> What the task requires: Will you output the entries below exactly, skipping every image they contain?

> Rows:
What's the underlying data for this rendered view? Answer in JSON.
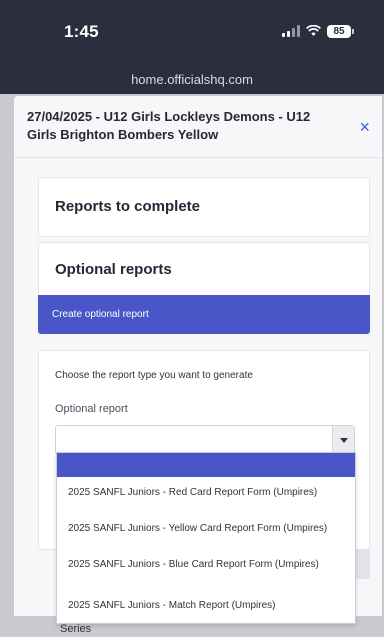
{
  "status_bar": {
    "time": "1:45",
    "battery": "85",
    "icons": [
      "signal-icon",
      "wifi-icon",
      "battery-icon"
    ]
  },
  "browser": {
    "url": "home.officialshq.com"
  },
  "modal": {
    "title": "27/04/2025 - U12 Girls Lockleys Demons - U12 Girls Brighton Bombers Yellow",
    "close_label": "×",
    "sections": {
      "reports_to_complete": "Reports to complete",
      "optional_reports": "Optional reports"
    },
    "create_button": "Create optional report",
    "form": {
      "helper": "Choose the report type you want to generate",
      "label": "Optional report",
      "selected_value": ""
    }
  },
  "dropdown": {
    "options": [
      "",
      "2025 SANFL Juniors - Red Card Report Form (Umpires)",
      "2025 SANFL Juniors - Yellow Card Report Form (Umpires)",
      "2025 SANFL Juniors - Blue Card Report Form (Umpires)",
      "2025 SANFL Juniors - Match Report (Umpires)"
    ]
  },
  "background": {
    "series_label": "Series"
  },
  "colors": {
    "accent": "#4856c8",
    "status_bar": "#2b2e3c",
    "close_icon": "#3f5bd6"
  }
}
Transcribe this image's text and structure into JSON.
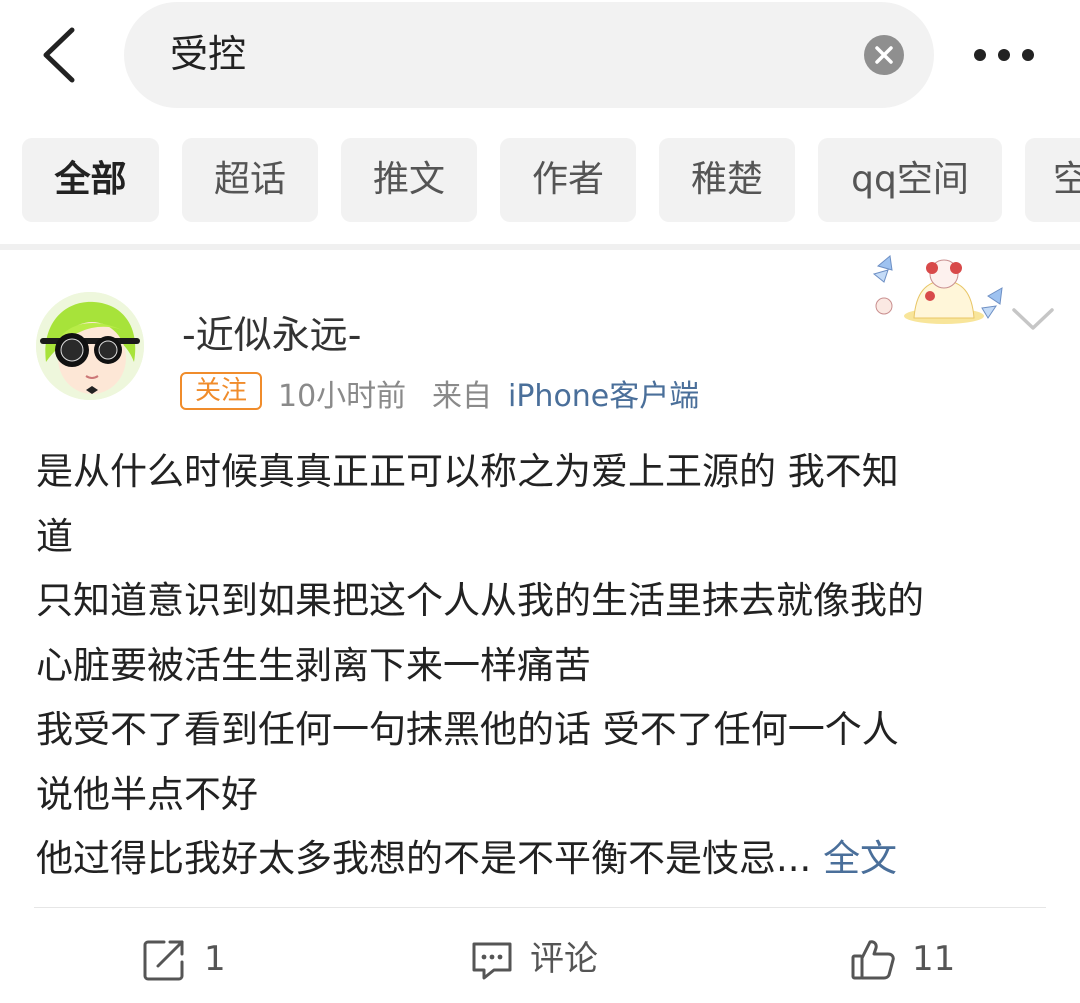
{
  "search": {
    "query": "受控"
  },
  "tabs": [
    "全部",
    "超话",
    "推文",
    "作者",
    "稚楚",
    "qq空间",
    "空"
  ],
  "post": {
    "username": "-近似永远-",
    "follow_label": "关注",
    "time": "10小时前",
    "from_label": "来自",
    "client": "iPhone客户端",
    "content_lines": [
      "是从什么时候真真正正可以称之为爱上王源的 我不知",
      "道",
      "只知道意识到如果把这个人从我的生活里抹去就像我的",
      "心脏要被活生生剥离下来一样痛苦",
      "我受不了看到任何一句抹黑他的话 受不了任何一个人",
      "说他半点不好",
      "他过得比我好太多我想的不是不平衡不是忮忌..."
    ],
    "fulltext_label": "全文"
  },
  "actions": {
    "repost_count": "1",
    "comment_label": "评论",
    "like_count": "11"
  },
  "colors": {
    "accent_orange": "#f08c2b",
    "link_blue": "#4a6f9a",
    "muted": "#8a8a8a"
  },
  "icons": [
    "back-arrow-icon",
    "clear-icon",
    "more-icon",
    "chevron-down-icon",
    "repost-icon",
    "comment-icon",
    "like-icon"
  ]
}
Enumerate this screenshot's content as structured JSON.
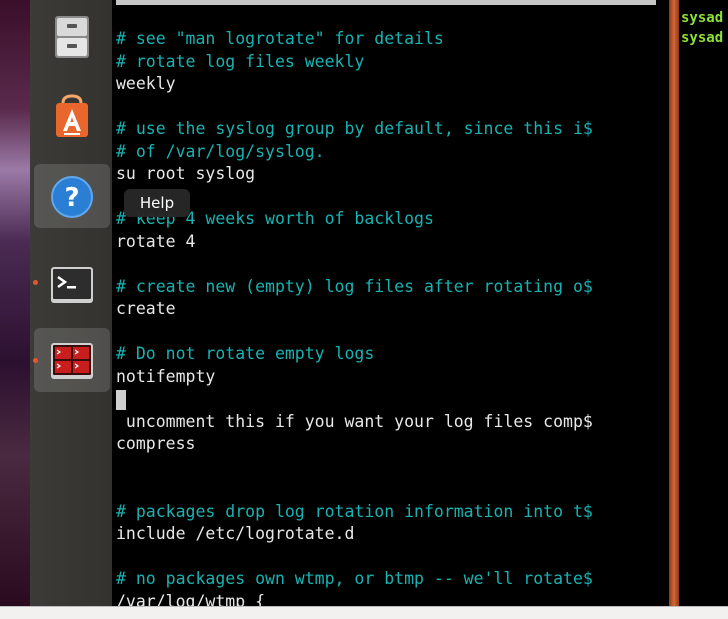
{
  "launcher": {
    "items": [
      {
        "name": "Files",
        "icon": "file-cabinet-icon"
      },
      {
        "name": "Ubuntu Software",
        "icon": "software-center-icon"
      },
      {
        "name": "Help",
        "icon": "help-icon"
      },
      {
        "name": "Terminal",
        "icon": "terminal-icon"
      },
      {
        "name": "Workspace Switcher",
        "icon": "workspace-switcher-icon"
      }
    ],
    "tooltip": "Help"
  },
  "editor": {
    "lines": [
      {
        "text": "# see \"man logrotate\" for details",
        "type": "comment"
      },
      {
        "text": "# rotate log files weekly",
        "type": "comment"
      },
      {
        "text": "weekly",
        "type": "code"
      },
      {
        "text": "",
        "type": "blank"
      },
      {
        "text": "# use the syslog group by default, since this i$",
        "type": "comment"
      },
      {
        "text": "# of /var/log/syslog.",
        "type": "comment"
      },
      {
        "text": "su root syslog",
        "type": "code"
      },
      {
        "text": "",
        "type": "blank"
      },
      {
        "text": "# keep 4 weeks worth of backlogs",
        "type": "comment"
      },
      {
        "text": "rotate 4",
        "type": "code"
      },
      {
        "text": "",
        "type": "blank"
      },
      {
        "text": "# create new (empty) log files after rotating o$",
        "type": "comment"
      },
      {
        "text": "create",
        "type": "code"
      },
      {
        "text": "",
        "type": "blank"
      },
      {
        "text": "# Do not rotate empty logs",
        "type": "comment"
      },
      {
        "text": "notifempty",
        "type": "code"
      },
      {
        "text": "",
        "type": "cursor"
      },
      {
        "text": " uncomment this if you want your log files comp$",
        "type": "code"
      },
      {
        "text": "compress",
        "type": "code"
      },
      {
        "text": "",
        "type": "blank"
      },
      {
        "text": "",
        "type": "blank"
      },
      {
        "text": "# packages drop log rotation information into t$",
        "type": "comment"
      },
      {
        "text": "include /etc/logrotate.d",
        "type": "code"
      },
      {
        "text": "",
        "type": "blank"
      },
      {
        "text": "# no packages own wtmp, or btmp -- we'll rotate$",
        "type": "comment"
      },
      {
        "text": "/var/log/wtmp {",
        "type": "code"
      }
    ]
  },
  "right_terminal": {
    "lines": [
      "sysad",
      "sysad"
    ]
  },
  "colors": {
    "comment": "#18b2b2",
    "code": "#e8e8e8",
    "prompt": "#8ae234",
    "accent": "#e9542a"
  }
}
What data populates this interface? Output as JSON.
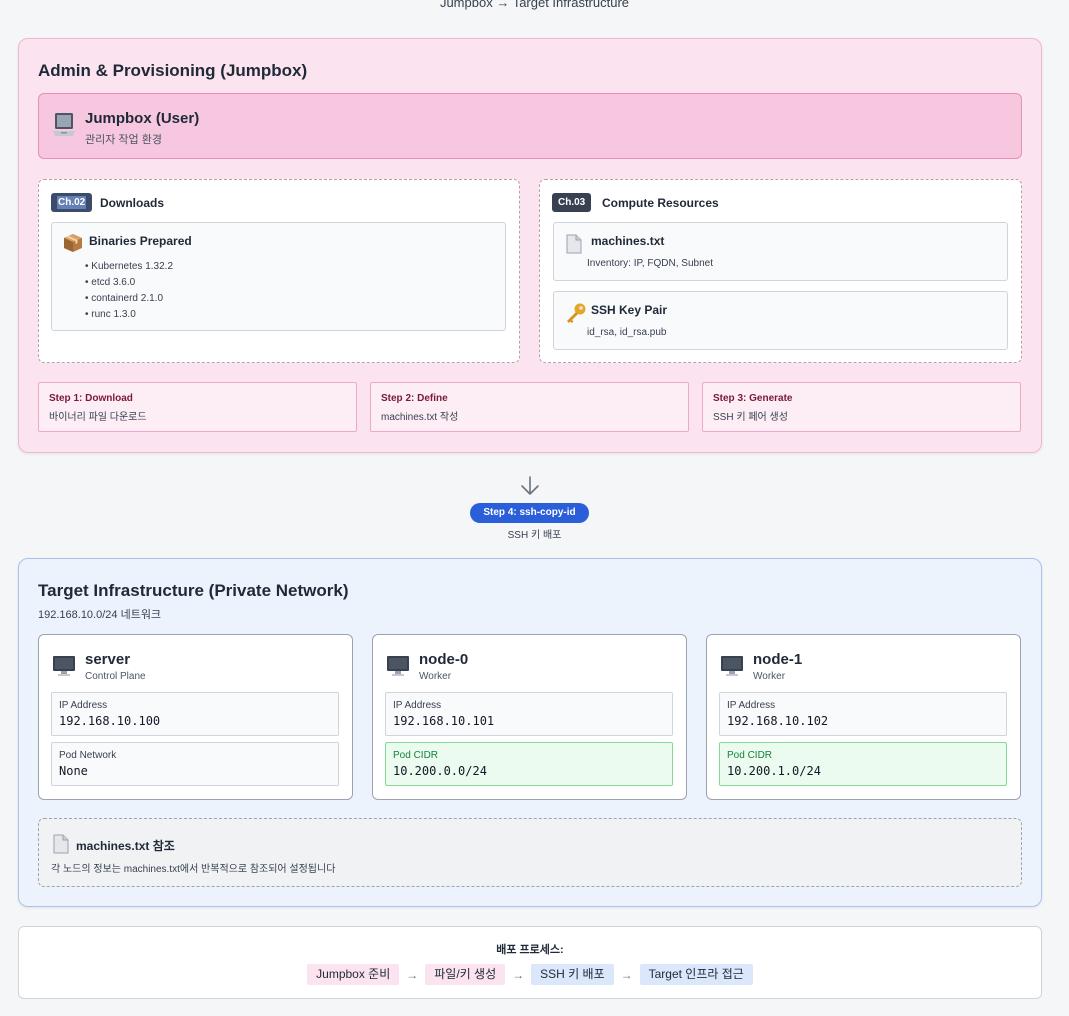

> Written reply:
What's the underlying data for this rendered view? Answer in JSON.
{
  "status_bar": {
    "time": "1:45",
    "battery": "85",
    "icons": [
      "signal-icon",
      "wifi-icon",
      "battery-icon"
    ]
  },
  "browser": {
    "url": "home.officialshq.com"
  },
  "modal": {
    "title": "27/04/2025 - U12 Girls Lockleys Demons - U12 Girls Brighton Bombers Yellow",
    "close_label": "×",
    "sections": {
      "reports_to_complete": "Reports to complete",
      "optional_reports": "Optional reports"
    },
    "create_button": "Create optional report",
    "form": {
      "helper": "Choose the report type you want to generate",
      "label": "Optional report",
      "selected_value": ""
    }
  },
  "dropdown": {
    "options": [
      "",
      "2025 SANFL Juniors - Red Card Report Form (Umpires)",
      "2025 SANFL Juniors - Yellow Card Report Form (Umpires)",
      "2025 SANFL Juniors - Blue Card Report Form (Umpires)",
      "2025 SANFL Juniors - Match Report (Umpires)"
    ]
  },
  "background": {
    "series_label": "Series"
  },
  "colors": {
    "accent": "#4856c8",
    "status_bar": "#2b2e3c",
    "close_icon": "#3f5bd6"
  }
}
Transcribe this image's text and structure into JSON.
{
  "search": {
    "query": "受控"
  },
  "tabs": [
    "全部",
    "超话",
    "推文",
    "作者",
    "稚楚",
    "qq空间",
    "空"
  ],
  "post": {
    "username": "-近似永远-",
    "follow_label": "关注",
    "time": "10小时前",
    "from_label": "来自",
    "client": "iPhone客户端",
    "content_lines": [
      "是从什么时候真真正正可以称之为爱上王源的 我不知",
      "道",
      "只知道意识到如果把这个人从我的生活里抹去就像我的",
      "心脏要被活生生剥离下来一样痛苦",
      "我受不了看到任何一句抹黑他的话 受不了任何一个人",
      "说他半点不好",
      "他过得比我好太多我想的不是不平衡不是忮忌..."
    ],
    "fulltext_label": "全文"
  },
  "actions": {
    "repost_count": "1",
    "comment_label": "评论",
    "like_count": "11"
  },
  "colors": {
    "accent_orange": "#f08c2b",
    "link_blue": "#4a6f9a",
    "muted": "#8a8a8a"
  },
  "icons": [
    "back-arrow-icon",
    "clear-icon",
    "more-icon",
    "chevron-down-icon",
    "repost-icon",
    "comment-icon",
    "like-icon"
  ]
}
Enumerate this screenshot's content as structured JSON.
{
  "launcher": {
    "items": [
      {
        "name": "Files",
        "icon": "file-cabinet-icon"
      },
      {
        "name": "Ubuntu Software",
        "icon": "software-center-icon"
      },
      {
        "name": "Help",
        "icon": "help-icon"
      },
      {
        "name": "Terminal",
        "icon": "terminal-icon"
      },
      {
        "name": "Workspace Switcher",
        "icon": "workspace-switcher-icon"
      }
    ],
    "tooltip": "Help"
  },
  "editor": {
    "lines": [
      {
        "text": "# see \"man logrotate\" for details",
        "type": "comment"
      },
      {
        "text": "# rotate log files weekly",
        "type": "comment"
      },
      {
        "text": "weekly",
        "type": "code"
      },
      {
        "text": "",
        "type": "blank"
      },
      {
        "text": "# use the syslog group by default, since this i$",
        "type": "comment"
      },
      {
        "text": "# of /var/log/syslog.",
        "type": "comment"
      },
      {
        "text": "su root syslog",
        "type": "code"
      },
      {
        "text": "",
        "type": "blank"
      },
      {
        "text": "# keep 4 weeks worth of backlogs",
        "type": "comment"
      },
      {
        "text": "rotate 4",
        "type": "code"
      },
      {
        "text": "",
        "type": "blank"
      },
      {
        "text": "# create new (empty) log files after rotating o$",
        "type": "comment"
      },
      {
        "text": "create",
        "type": "code"
      },
      {
        "text": "",
        "type": "blank"
      },
      {
        "text": "# Do not rotate empty logs",
        "type": "comment"
      },
      {
        "text": "notifempty",
        "type": "code"
      },
      {
        "text": "",
        "type": "cursor"
      },
      {
        "text": " uncomment this if you want your log files comp$",
        "type": "code"
      },
      {
        "text": "compress",
        "type": "code"
      },
      {
        "text": "",
        "type": "blank"
      },
      {
        "text": "",
        "type": "blank"
      },
      {
        "text": "# packages drop log rotation information into t$",
        "type": "comment"
      },
      {
        "text": "include /etc/logrotate.d",
        "type": "code"
      },
      {
        "text": "",
        "type": "blank"
      },
      {
        "text": "# no packages own wtmp, or btmp -- we'll rotate$",
        "type": "comment"
      },
      {
        "text": "/var/log/wtmp {",
        "type": "code"
      }
    ]
  },
  "right_terminal": {
    "lines": [
      "sysad",
      "sysad"
    ]
  },
  "colors": {
    "comment": "#18b2b2",
    "code": "#e8e8e8",
    "prompt": "#8ae234",
    "accent": "#e9542a"
  }
}
What data populates this interface? Output as JSON.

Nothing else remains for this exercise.